▶ [Consegne]:
**1.** Riporta fedelmente la parte del brano su Ten Years After che si apre con le parole contenenti "Il 5 aprile" e si chiude con "uno di noi.".
**2.** Prosegui il brano su Ten Years After a partire dal punto in cui termina.

▶ [Brano]:
::::

Ten Years After: Doves, Alice In Chains, Cult, Pink Floyd, The Who

di RSK

L'acqua che tocchi de' fiumi 
è l'ultima di quella che andò 
  e la prima di quella che viene. 
Cosí il tempo presente.
Leonardo Da Vinci

DOVES: SOMES CITIES (2005)

Rieccoci con Ten Years After. Cominciamo con una band di tutto rispetto, quella dei fratelli Williams, nata a cavallo tra i due secoli e inseritasi perfettamente nell'ondata alt.rock britannica che tanti successi seppe seminare e raccogliere tra gli '80 e i '90. Nel 2005 reduci da due dischi di grande successo pubblicano il fatidico terzo album: Somes Cities.
In realtà si discosta poco dai precedenti e forse anche per questo è considerato minore agli altri. A distanza di dieci anni però mostra un bel piglio e un sound assolutamente riconducibile al gruppo. In definitiva una manciata di canzoni veramente piacevoli la cui parola d'ordine è il ritmo, la ritmica. Anche la voce calda e potente del tezo Doves, Jimi Goodwin, contribuisce a renderli  un bel ricordo dei primi anni 2000. Somes Cities viene composto in realtà lontano dalla città in campagna nel tentativo di accontentare le enorme aspettative che si erano create intorno alla band. Le critiche dell'epoca denotano una certa amarezza, la tipica di chi aspetta al varco un gruppo per demolirlo, ma a distanza di dieci anni Somes Cities fa solo pensare che neanche molto tempo fa le pretese degli amanti del rock fossero di molto superiori a oggi e i prodotti in circolazione in media qualitativamente più validi del 2015! Buon ascolto!



ALICE IN CHAINS: ALICE IN CHAINS (1995)

Il 5 aprile del 2002, quando trovarono il corpo senza vita di Layne Staley, ho seriamente pensato che questo mondo fosse il peggiore dei mondi possibili. Più o meno una cloaca. Non riuscivo a capire come potesse essere finito così un artista incredibile, un cantante dalla voce impressionante, forse una delle più belle in assoluto della storia del rock con una manciata d'altri che tutti conoscono e che se ne stanno lì a godersi la fama, la vecchiaia e tutto il resto. Perchè? Perchè solo come un cane? Lo stesso cane senza una gamba che sta lì a guardarci con gli occhi della verità come quello ripreso in primo piano sulla copertina dell'ultimo disco degli Alice In Chains. Un cane...come noi, uno di noi.

::::

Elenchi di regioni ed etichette
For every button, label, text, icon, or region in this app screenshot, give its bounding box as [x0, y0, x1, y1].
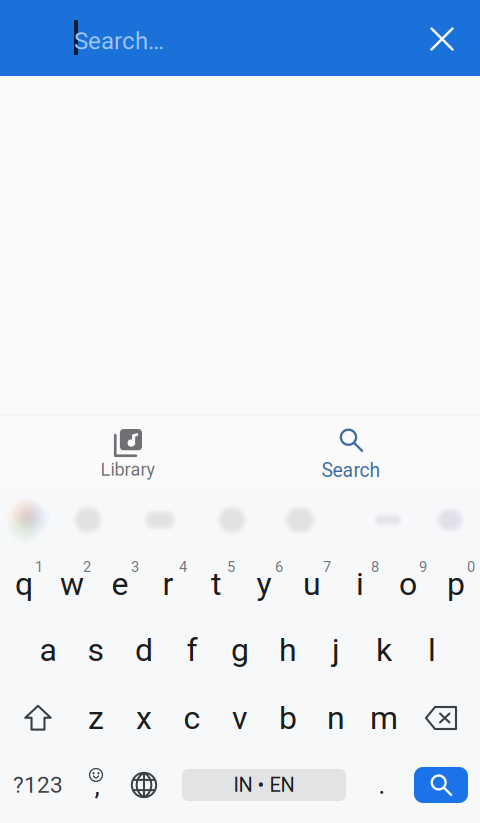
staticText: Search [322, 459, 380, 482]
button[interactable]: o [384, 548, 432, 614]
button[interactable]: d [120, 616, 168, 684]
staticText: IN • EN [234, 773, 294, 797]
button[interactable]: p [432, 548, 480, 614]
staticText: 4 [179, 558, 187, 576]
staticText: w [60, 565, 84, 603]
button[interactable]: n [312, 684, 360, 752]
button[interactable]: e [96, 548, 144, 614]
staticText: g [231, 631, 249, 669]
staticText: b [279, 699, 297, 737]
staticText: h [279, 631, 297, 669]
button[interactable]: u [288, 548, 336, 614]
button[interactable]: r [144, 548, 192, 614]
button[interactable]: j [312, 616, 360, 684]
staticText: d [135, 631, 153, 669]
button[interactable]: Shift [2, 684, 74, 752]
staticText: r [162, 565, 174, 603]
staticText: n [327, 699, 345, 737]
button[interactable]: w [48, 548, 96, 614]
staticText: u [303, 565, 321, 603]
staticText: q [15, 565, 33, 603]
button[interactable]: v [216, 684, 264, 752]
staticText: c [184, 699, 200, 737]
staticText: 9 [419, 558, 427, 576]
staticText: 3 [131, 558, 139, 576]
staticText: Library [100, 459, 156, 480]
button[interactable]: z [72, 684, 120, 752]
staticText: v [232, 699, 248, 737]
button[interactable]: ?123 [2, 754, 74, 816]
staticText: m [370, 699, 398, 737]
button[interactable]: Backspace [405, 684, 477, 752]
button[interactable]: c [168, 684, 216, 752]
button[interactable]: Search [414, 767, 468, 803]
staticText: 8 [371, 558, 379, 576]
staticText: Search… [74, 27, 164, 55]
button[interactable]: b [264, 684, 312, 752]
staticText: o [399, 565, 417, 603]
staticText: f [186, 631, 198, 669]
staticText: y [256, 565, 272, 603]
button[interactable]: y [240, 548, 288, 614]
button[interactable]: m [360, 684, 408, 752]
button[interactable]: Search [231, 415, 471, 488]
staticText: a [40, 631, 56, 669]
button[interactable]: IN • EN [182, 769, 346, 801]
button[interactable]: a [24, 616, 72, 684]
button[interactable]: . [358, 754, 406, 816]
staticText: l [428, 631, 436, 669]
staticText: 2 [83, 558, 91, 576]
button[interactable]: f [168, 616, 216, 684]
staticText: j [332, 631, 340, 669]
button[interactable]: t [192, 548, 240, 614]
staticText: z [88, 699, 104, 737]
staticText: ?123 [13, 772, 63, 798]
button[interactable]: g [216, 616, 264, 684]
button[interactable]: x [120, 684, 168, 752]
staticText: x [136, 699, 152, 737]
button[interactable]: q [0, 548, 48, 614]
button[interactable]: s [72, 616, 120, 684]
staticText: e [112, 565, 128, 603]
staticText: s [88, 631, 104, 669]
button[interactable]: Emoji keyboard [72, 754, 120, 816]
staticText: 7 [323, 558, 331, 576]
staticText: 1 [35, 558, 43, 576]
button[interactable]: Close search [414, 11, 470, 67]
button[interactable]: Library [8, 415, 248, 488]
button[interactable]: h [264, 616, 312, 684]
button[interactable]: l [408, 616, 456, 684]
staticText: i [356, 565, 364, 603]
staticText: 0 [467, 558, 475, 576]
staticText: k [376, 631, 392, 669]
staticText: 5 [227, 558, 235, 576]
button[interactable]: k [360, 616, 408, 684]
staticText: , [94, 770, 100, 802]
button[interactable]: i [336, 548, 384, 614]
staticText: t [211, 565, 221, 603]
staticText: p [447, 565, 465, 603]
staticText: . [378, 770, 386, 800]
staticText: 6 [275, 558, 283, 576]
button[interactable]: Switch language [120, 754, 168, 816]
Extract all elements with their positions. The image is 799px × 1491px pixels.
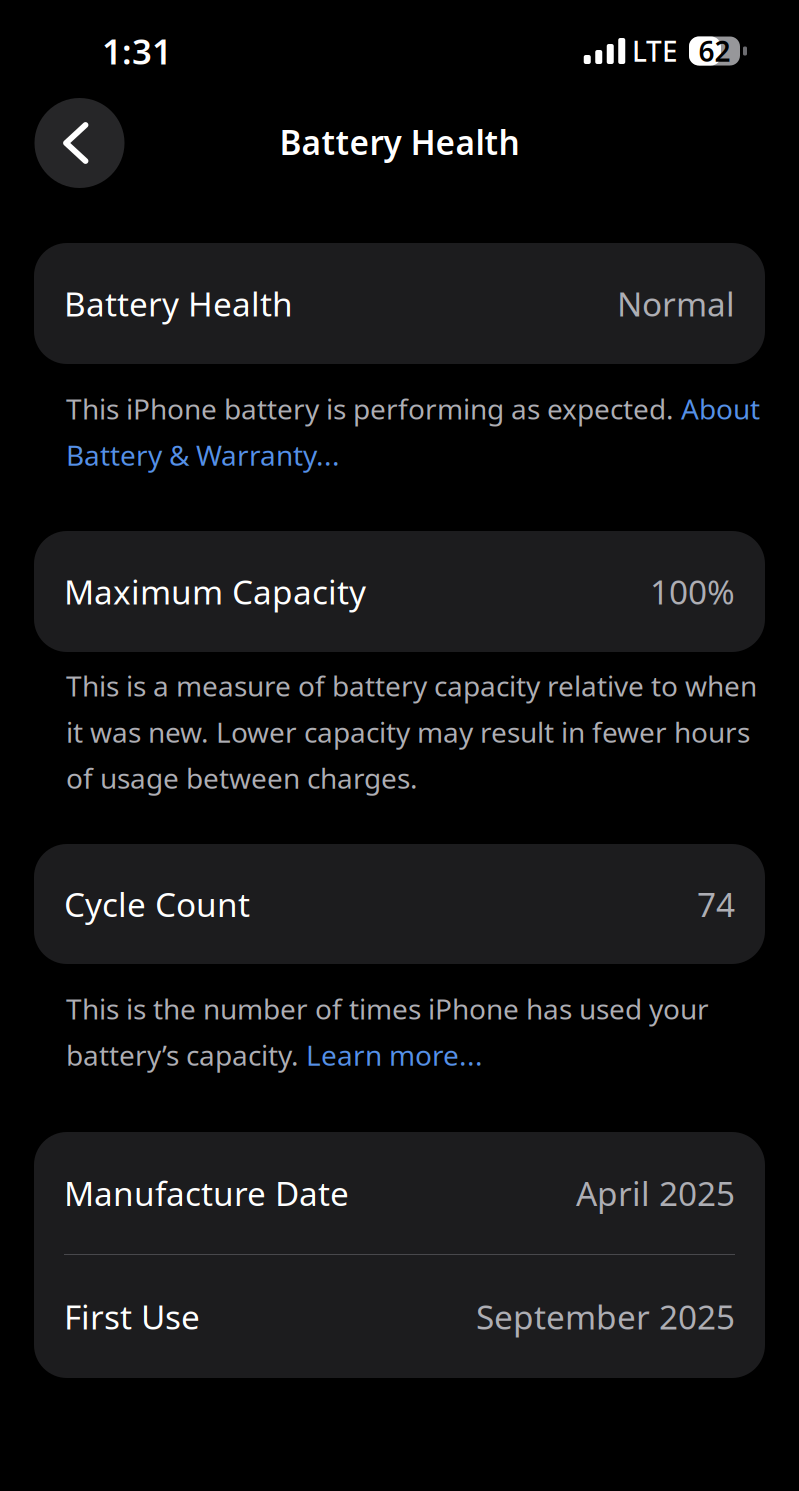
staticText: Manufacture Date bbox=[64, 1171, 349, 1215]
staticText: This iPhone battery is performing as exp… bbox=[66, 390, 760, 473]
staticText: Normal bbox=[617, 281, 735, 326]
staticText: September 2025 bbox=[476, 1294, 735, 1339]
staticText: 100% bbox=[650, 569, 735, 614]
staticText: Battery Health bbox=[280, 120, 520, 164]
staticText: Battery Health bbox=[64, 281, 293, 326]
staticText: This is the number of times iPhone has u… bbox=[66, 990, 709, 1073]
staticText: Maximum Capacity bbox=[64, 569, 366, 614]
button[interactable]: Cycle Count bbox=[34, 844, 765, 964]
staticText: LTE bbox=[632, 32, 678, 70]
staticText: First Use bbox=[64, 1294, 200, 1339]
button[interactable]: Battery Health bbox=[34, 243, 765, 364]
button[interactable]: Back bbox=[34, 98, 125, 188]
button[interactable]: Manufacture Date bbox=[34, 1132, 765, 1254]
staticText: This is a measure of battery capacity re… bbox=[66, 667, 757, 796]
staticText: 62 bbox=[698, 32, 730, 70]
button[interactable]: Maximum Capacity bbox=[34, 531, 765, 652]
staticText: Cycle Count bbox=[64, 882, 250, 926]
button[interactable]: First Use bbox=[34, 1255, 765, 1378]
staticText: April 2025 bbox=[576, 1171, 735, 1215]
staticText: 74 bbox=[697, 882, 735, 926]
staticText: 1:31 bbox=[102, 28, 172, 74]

::::

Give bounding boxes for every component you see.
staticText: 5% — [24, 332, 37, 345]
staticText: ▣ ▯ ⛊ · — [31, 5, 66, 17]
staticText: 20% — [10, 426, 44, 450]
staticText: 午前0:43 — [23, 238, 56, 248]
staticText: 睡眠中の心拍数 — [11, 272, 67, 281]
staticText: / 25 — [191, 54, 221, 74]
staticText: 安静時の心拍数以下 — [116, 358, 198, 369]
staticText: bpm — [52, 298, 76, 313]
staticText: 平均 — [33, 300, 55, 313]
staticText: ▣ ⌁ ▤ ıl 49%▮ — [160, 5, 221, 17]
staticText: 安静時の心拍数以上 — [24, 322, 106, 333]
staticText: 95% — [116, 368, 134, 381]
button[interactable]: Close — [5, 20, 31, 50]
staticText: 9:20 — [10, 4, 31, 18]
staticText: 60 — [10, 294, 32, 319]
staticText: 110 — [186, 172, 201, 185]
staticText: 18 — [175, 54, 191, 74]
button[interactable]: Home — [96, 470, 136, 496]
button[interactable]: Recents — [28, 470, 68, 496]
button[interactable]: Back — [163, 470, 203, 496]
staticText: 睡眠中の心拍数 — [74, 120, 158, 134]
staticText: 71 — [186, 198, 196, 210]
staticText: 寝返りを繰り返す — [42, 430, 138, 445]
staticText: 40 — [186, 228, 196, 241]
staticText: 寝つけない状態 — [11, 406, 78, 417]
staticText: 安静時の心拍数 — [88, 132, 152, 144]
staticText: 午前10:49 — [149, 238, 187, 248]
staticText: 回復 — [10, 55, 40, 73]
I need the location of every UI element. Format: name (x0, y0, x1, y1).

::::

▶ [Soluzioni]:
**1.**
Il 5 aprile del 2002, quando trovarono il corpo senza vita di Layne Staley, ho seriamente pensato che questo mondo fosse il peggiore dei mondi possibili. Più o meno una cloaca. Non riuscivo a capire come potesse essere finito così un artista incredibile, un cantante dalla voce impressionante, forse una delle più belle in assoluto della storia del rock con una manciata d'altri che tutti conoscono e che se ne stanno lì a godersi la fama, la vecchiaia e tutto il resto. Perchè? Perchè solo come un cane? Lo stesso cane senza una gamba che sta lì a guardarci con gli occhi della verità come quello ripreso in primo piano sulla copertina dell'ultimo disco degli Alice In Chains. Un cane...come noi, uno di noi.

**2.**
Nel 1995 uno dei gruppi più influenti e importanti, sia col senno di poi che col senno di prima, della storia del rock anni '90, a questo punto mi rifiuto di continuare a definirlo semplicemente grunge, pubblicano una raccolta di pezzi rock stralunati e incazzosi. Oltre il viale del tramonto, a causa di quella maledetta moda di bruciare tutto e subito, gli Alice "pensanti", cioè Jerry Cantrell (a proposito il cane era il suo), e quelli più di là che di qua, il buon vecchio Layne appunto, mettono insieme un disco memorabile anche se meno apprezzato, chissà perché di Dirt (1992) e ovviamente dell'epocale Unplugged (1996). Ma ascoltati uno dietro l'altro i pezzi di AIC sono semplicemente da paura: dalla monolitica Grind alla poetica e maledetta Shame in You al rock melodico della conclusiva Over Now. Un disco quasi perfetto ricamato dalle strabilianti performance di un artista unico e irripetibile.


CULT - LOVE (1985)

Era il 1985 quando "quel bel pezzo dell'Ubaldo" di Ian Astbury, un semidio metà Jim Morrison e metà Toro Seduto, pubblicava in compagnia dei suoi Cult, il disco di maggior successo della sua carriera nonché uno dei dischi "rock" più importanti dell'anno. Love: questo il fantasioso titolo, fece breccia e rumore laddove nessuno in quel momento si sarebbe ormai aspettato nemmeno un sospiro. Ma come? Jim Morrison si era ormai ritirato sulla famosa isola deserta da tempo, Jimi Hendrix stava esplorando fantastici pianeti fuori dal sistema solare e chissà per quanto tempo ancora mentre i Led Zeppelin si erano tolti dalle scene e  e con loro quel rock che tanti proseliti aveva fatto negli anni '70... 
Nessuno, soprattutto in Inghilterra, in piena new-wave si sarebbe aspettato un disco così e un gruppo così. Grande merito quindi a Ian e soci per aver pubblicato un disco che a distanza di 30 anni risulta epocale e che si distingue soprattutto per questo fantastico pezzo con video annesso. Peace e naturalmente Love!!


PINK FLOYD - WISH YOU WERE HERE (1975)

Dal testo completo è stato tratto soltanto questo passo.